## What is expected
Check every line below for the word "опрос" and copy the ones that have it.

## Record list
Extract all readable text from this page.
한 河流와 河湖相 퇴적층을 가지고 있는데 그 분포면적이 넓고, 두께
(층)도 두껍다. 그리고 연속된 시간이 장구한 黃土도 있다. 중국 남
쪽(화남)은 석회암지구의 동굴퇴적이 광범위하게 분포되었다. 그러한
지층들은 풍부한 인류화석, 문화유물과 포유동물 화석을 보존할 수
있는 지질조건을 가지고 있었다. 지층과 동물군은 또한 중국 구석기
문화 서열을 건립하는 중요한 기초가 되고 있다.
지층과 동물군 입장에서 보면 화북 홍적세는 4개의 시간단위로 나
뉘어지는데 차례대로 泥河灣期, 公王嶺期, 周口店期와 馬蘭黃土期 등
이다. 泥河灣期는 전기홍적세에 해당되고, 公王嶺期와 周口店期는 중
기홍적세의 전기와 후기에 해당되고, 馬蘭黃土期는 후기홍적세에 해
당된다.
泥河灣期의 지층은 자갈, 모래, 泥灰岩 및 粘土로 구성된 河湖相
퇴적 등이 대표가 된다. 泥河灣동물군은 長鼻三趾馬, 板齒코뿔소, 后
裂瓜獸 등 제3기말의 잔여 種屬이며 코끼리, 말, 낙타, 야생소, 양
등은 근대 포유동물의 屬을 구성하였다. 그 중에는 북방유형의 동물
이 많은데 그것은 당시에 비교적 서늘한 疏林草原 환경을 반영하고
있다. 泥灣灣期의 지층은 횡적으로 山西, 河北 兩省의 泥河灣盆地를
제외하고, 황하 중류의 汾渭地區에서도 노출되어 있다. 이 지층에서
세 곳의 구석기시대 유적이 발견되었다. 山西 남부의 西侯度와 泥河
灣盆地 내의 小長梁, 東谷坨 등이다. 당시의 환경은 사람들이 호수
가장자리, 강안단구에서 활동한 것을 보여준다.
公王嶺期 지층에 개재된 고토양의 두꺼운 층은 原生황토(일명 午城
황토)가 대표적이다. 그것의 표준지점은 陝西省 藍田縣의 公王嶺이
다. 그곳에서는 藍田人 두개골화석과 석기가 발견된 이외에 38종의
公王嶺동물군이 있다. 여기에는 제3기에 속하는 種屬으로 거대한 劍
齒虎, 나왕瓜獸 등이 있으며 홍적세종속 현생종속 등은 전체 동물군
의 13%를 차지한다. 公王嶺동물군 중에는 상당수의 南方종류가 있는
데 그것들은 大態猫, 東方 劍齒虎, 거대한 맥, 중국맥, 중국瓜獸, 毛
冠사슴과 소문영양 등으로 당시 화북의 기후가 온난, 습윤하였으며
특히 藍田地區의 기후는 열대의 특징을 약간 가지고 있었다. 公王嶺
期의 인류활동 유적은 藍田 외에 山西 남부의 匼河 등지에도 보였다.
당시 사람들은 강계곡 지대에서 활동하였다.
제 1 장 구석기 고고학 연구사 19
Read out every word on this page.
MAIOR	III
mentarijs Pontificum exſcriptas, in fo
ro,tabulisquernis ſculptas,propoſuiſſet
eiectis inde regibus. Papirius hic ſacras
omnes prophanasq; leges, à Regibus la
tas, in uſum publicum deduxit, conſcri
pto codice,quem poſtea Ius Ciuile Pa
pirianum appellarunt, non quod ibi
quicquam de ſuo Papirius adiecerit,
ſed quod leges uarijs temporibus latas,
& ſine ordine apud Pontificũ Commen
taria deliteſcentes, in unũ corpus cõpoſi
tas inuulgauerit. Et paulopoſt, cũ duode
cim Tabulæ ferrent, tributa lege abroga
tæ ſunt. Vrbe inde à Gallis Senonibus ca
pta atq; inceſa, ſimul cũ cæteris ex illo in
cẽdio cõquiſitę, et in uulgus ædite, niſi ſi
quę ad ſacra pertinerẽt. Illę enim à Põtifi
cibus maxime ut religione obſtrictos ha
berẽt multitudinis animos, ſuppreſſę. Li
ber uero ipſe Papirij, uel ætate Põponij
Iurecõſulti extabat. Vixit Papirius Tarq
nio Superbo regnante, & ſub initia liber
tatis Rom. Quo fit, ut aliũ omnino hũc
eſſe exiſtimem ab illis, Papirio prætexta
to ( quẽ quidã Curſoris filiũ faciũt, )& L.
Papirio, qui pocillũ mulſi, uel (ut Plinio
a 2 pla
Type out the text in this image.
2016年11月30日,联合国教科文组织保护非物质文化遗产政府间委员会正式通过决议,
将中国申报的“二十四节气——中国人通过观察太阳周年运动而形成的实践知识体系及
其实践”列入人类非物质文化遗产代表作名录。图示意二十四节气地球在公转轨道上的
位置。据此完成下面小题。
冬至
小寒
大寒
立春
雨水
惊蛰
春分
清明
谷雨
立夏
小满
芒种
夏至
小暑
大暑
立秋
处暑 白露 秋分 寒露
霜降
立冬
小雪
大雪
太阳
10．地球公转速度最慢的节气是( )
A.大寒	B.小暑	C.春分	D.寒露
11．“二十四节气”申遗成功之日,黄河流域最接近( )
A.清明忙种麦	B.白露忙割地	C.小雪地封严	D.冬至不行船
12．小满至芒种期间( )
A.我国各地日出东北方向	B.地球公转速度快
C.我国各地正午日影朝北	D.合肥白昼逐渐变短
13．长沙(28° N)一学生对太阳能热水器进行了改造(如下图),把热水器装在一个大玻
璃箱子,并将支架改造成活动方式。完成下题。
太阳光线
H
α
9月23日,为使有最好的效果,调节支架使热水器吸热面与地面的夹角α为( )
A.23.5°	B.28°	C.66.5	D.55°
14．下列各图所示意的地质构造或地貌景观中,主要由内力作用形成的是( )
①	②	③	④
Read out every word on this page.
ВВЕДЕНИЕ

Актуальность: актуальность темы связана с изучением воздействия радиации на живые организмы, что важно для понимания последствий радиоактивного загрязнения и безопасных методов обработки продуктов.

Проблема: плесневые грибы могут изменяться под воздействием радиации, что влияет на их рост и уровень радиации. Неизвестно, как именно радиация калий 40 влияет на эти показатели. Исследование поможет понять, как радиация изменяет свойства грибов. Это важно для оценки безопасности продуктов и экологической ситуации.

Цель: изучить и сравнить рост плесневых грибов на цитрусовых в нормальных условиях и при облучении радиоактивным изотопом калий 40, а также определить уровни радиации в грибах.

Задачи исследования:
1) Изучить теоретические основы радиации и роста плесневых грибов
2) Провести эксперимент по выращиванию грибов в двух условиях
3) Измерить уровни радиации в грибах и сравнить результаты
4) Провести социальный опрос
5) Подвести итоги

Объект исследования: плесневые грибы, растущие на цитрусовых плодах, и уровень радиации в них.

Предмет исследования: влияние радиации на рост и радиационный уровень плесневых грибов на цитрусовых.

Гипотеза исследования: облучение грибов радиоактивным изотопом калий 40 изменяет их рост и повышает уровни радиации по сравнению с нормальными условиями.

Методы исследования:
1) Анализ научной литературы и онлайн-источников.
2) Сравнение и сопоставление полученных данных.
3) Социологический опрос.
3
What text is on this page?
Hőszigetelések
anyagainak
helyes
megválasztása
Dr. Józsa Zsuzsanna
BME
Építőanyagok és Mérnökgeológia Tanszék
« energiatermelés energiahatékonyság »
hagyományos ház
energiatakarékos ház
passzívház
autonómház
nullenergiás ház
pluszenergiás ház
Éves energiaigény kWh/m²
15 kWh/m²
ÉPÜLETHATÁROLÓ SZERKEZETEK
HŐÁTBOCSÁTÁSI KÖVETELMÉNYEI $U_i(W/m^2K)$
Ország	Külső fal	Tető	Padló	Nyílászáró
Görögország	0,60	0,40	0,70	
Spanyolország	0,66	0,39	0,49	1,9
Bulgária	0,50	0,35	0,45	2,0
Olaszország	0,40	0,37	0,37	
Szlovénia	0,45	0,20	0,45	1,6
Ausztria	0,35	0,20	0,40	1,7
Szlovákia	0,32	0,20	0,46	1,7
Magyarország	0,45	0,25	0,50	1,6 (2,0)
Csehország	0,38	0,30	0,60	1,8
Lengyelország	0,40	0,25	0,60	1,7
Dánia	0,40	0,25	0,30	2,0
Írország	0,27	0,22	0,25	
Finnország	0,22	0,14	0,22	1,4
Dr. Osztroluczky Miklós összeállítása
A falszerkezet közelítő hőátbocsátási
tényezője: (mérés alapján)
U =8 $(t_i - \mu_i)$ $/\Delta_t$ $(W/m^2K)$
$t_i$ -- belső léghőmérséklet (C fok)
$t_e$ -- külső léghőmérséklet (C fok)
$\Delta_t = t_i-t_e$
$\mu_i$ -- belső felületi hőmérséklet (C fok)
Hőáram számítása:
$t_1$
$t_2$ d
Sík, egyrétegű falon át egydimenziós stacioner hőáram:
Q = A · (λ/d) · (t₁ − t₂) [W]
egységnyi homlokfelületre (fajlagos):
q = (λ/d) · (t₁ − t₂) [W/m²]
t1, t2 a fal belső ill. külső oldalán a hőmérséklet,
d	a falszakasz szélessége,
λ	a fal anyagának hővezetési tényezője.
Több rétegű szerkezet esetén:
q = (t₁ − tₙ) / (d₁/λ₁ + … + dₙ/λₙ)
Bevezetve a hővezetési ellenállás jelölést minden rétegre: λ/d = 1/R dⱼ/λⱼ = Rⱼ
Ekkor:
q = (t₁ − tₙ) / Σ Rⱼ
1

## Task answer
4) Провести социальный опрос
3) Социологический опрос.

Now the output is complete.